Exercise prompt: Scan the material and copy every line in which "name" appears.

═══ Data provided ═══

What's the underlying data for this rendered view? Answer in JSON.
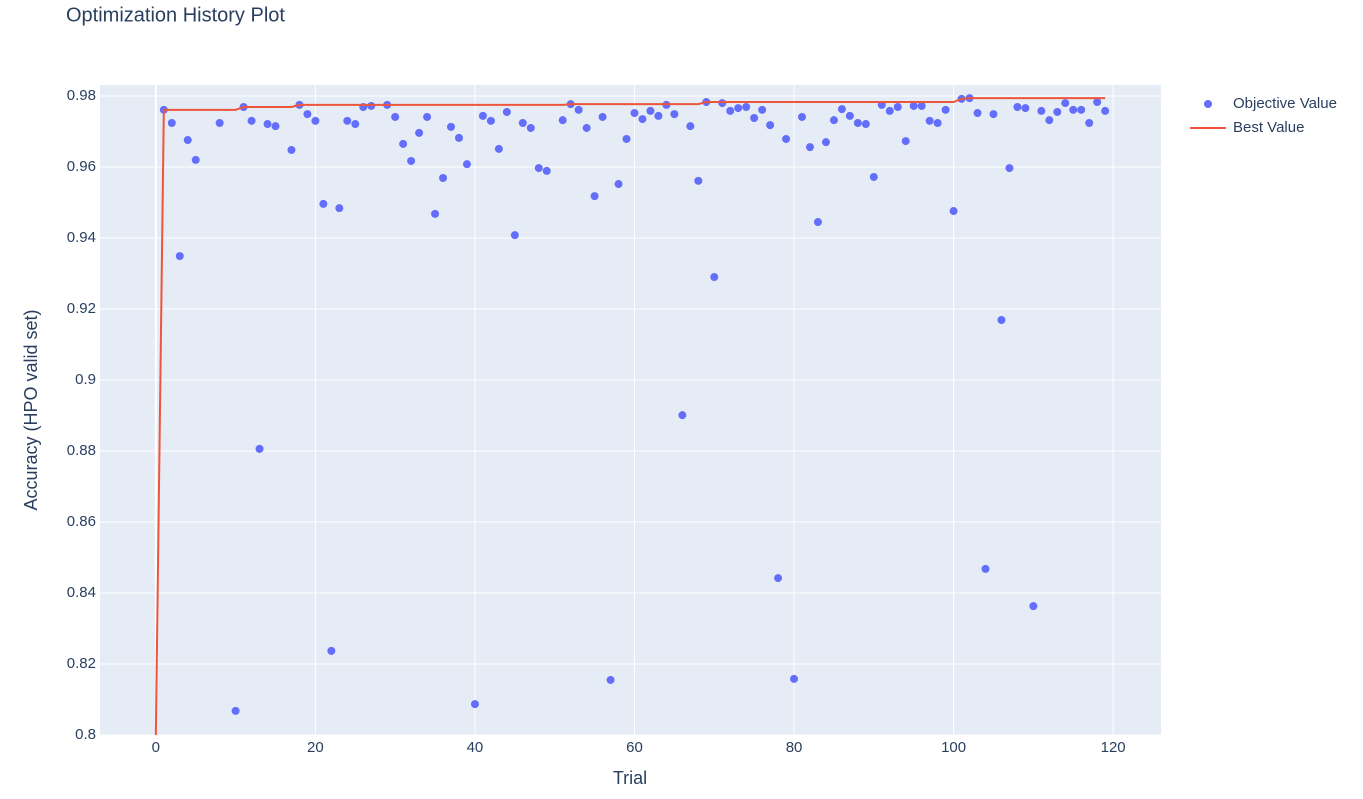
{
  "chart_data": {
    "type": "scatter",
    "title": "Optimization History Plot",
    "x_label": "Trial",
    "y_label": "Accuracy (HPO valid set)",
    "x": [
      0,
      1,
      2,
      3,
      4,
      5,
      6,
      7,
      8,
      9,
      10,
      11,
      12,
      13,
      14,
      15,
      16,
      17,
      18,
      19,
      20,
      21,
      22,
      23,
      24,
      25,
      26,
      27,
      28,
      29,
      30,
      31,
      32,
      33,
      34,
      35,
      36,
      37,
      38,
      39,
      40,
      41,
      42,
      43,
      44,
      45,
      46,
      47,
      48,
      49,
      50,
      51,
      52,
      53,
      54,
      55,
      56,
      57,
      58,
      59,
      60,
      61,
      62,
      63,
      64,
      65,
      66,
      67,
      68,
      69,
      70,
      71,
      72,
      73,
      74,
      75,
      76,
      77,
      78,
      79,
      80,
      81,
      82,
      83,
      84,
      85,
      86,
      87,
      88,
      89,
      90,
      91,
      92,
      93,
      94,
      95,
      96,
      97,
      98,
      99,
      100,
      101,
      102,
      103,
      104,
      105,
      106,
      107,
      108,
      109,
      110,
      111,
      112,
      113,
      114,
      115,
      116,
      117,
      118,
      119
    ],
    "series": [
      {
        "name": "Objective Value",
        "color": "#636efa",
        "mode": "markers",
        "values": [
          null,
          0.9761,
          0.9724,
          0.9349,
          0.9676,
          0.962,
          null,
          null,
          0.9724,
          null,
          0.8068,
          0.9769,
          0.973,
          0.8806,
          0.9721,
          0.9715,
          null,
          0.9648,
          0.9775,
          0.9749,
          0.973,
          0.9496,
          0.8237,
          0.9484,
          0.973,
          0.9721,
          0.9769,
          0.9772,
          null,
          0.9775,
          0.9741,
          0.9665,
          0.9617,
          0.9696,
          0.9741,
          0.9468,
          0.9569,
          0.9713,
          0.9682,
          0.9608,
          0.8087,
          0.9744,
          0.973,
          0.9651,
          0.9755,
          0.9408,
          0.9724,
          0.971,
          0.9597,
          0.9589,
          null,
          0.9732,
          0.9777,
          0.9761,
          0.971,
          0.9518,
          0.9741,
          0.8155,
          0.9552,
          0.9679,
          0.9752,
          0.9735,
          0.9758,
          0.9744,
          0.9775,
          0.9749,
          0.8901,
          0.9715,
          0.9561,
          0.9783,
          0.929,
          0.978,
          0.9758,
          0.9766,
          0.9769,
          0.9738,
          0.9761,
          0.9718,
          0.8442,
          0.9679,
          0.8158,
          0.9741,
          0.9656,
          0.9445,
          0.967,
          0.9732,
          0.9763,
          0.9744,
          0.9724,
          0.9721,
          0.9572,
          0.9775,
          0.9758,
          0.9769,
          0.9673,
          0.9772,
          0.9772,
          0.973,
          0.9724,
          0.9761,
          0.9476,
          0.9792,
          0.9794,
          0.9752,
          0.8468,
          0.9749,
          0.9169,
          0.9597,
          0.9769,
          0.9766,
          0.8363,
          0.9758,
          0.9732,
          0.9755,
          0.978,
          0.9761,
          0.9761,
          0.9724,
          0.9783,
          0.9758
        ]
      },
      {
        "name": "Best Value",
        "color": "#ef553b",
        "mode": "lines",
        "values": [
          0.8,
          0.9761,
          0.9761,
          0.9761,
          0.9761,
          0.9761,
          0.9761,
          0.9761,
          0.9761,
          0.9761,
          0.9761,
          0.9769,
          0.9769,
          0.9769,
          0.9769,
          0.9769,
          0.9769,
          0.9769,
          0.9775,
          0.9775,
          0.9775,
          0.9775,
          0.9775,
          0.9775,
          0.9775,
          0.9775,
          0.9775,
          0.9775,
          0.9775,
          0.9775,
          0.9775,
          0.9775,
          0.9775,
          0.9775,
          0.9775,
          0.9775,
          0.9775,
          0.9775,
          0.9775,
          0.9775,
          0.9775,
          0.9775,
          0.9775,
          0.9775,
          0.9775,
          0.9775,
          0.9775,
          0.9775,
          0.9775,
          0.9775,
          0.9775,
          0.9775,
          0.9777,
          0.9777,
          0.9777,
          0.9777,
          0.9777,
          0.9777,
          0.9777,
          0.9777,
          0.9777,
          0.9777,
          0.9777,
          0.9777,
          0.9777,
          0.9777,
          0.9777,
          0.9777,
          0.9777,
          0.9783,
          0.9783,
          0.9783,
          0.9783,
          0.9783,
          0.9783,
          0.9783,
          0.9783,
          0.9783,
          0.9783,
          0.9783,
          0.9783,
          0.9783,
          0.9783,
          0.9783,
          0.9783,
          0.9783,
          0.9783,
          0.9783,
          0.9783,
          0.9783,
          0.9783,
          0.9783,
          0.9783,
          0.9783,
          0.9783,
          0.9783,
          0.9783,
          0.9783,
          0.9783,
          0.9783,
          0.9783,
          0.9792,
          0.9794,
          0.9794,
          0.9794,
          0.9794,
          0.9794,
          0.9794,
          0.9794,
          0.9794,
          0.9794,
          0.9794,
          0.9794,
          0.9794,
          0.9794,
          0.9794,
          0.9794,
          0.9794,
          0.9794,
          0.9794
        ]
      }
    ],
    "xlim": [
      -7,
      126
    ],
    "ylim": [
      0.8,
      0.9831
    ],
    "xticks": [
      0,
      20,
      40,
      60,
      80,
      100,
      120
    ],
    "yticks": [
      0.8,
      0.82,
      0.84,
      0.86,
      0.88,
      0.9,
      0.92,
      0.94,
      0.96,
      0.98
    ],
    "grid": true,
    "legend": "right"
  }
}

═══

Result below:
        "name": "Objective Value",
        "name": "Best Value",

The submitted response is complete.